• DESCRIPTION OF THE TASK:
In the lines below, how many hold the word "color"? Answer only with the number.

** start LISTING **

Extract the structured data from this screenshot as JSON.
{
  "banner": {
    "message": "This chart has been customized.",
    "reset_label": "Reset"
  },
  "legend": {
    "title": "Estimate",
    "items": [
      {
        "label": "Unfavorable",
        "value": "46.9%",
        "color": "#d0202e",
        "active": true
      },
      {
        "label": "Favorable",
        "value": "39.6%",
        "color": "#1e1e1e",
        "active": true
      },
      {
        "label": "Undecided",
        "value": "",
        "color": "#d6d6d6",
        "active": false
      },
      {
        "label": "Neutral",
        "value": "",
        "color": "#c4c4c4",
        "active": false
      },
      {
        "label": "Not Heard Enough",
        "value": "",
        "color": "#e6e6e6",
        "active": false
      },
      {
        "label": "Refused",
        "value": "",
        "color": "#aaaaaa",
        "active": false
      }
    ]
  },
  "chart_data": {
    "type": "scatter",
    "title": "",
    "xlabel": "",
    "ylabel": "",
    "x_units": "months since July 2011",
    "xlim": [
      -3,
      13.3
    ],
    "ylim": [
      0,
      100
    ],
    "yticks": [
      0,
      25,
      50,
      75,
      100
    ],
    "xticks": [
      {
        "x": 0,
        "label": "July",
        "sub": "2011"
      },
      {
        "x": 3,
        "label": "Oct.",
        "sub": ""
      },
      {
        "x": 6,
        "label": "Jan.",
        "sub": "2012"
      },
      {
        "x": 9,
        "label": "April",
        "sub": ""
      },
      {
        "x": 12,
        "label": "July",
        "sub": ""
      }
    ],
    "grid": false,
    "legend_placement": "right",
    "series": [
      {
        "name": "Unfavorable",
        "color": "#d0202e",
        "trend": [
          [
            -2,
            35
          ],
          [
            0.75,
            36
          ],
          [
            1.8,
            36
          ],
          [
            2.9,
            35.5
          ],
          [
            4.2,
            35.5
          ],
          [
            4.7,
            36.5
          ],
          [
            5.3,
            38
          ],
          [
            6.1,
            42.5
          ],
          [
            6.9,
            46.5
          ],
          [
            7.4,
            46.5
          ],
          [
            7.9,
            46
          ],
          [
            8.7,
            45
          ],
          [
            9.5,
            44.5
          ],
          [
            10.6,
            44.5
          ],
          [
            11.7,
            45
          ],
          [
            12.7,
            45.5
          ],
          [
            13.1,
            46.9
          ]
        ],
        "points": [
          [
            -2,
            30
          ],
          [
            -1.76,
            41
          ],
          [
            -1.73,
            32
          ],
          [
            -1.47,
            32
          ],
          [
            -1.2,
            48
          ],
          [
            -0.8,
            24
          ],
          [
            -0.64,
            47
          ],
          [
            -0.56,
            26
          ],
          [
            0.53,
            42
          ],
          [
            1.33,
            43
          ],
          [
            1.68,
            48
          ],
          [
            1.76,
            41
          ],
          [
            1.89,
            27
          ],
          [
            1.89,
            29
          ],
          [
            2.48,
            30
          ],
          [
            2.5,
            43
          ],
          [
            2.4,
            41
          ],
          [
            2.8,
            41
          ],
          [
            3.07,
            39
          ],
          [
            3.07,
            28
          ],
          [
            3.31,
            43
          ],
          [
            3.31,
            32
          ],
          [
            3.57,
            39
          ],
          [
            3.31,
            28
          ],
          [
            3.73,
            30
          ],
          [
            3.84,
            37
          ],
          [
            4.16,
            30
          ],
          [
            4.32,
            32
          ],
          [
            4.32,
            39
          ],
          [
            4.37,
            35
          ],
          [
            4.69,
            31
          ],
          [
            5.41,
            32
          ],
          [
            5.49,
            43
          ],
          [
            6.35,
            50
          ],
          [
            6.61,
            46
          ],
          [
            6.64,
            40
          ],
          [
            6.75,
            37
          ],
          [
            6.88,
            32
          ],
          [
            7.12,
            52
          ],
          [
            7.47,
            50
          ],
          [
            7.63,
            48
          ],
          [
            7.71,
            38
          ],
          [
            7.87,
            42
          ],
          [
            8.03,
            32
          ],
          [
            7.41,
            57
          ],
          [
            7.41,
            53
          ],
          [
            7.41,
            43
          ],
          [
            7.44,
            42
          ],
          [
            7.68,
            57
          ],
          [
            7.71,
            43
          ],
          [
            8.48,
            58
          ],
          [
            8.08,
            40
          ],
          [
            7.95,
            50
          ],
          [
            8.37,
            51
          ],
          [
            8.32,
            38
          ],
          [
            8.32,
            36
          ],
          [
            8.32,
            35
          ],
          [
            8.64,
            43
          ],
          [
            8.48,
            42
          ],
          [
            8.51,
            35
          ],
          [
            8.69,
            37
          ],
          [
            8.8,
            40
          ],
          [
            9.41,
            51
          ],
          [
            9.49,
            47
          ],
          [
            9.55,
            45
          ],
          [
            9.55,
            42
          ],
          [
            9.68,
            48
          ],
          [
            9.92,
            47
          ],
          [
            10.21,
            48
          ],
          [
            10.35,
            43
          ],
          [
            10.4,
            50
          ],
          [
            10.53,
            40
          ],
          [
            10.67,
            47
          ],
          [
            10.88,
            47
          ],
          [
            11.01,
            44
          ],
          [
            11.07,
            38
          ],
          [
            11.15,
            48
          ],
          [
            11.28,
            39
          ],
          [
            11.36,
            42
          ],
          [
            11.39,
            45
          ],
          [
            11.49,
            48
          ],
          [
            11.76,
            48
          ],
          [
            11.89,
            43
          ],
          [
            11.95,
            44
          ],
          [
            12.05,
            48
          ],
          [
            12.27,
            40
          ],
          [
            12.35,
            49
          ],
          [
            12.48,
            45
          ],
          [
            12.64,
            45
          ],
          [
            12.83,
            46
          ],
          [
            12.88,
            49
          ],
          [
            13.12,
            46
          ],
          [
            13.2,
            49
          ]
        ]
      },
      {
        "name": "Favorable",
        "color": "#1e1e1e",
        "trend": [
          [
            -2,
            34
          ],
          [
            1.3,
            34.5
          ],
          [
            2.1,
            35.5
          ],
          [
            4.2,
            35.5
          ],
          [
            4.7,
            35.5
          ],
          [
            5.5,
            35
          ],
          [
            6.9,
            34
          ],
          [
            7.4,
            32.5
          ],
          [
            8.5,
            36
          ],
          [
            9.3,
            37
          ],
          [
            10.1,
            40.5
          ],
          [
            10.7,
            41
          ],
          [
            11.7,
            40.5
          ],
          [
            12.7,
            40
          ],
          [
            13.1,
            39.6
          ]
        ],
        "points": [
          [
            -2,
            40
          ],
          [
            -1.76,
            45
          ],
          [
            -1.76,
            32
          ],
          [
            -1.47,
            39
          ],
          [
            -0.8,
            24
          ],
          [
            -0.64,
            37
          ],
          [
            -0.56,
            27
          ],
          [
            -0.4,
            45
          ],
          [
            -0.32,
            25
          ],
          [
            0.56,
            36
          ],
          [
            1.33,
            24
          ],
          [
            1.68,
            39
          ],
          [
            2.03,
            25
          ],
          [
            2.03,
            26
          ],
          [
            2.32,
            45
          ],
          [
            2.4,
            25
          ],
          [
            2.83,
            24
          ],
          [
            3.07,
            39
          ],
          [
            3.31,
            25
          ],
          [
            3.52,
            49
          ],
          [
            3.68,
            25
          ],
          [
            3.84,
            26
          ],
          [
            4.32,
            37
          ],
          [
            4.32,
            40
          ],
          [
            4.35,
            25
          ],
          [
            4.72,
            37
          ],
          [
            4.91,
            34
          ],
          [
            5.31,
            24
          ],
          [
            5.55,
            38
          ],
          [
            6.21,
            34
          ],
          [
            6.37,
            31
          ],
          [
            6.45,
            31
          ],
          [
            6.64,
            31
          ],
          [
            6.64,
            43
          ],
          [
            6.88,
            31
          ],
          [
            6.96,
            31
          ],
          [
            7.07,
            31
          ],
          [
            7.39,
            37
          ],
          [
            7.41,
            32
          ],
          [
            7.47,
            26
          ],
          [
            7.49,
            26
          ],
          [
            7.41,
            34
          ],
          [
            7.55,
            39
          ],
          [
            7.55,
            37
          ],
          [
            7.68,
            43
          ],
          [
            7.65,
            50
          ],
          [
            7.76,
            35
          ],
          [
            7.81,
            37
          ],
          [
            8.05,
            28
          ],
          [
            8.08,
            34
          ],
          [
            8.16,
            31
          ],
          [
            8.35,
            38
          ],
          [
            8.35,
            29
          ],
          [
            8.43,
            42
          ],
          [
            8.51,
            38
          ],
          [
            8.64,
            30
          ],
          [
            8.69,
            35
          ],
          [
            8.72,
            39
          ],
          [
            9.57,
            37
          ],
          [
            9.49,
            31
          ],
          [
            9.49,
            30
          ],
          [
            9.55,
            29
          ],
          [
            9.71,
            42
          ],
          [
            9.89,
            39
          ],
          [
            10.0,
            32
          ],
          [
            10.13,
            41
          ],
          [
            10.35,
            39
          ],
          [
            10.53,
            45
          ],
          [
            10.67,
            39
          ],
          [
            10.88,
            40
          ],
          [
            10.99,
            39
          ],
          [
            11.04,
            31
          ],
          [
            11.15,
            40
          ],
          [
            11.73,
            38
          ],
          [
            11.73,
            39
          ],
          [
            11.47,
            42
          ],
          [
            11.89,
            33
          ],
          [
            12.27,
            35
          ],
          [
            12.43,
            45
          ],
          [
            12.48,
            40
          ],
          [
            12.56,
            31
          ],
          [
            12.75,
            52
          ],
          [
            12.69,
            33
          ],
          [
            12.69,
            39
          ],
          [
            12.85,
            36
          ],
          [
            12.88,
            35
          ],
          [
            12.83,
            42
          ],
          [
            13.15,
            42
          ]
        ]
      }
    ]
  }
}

** end LISTING **

• OUTPUT FOR THIS TASK:
8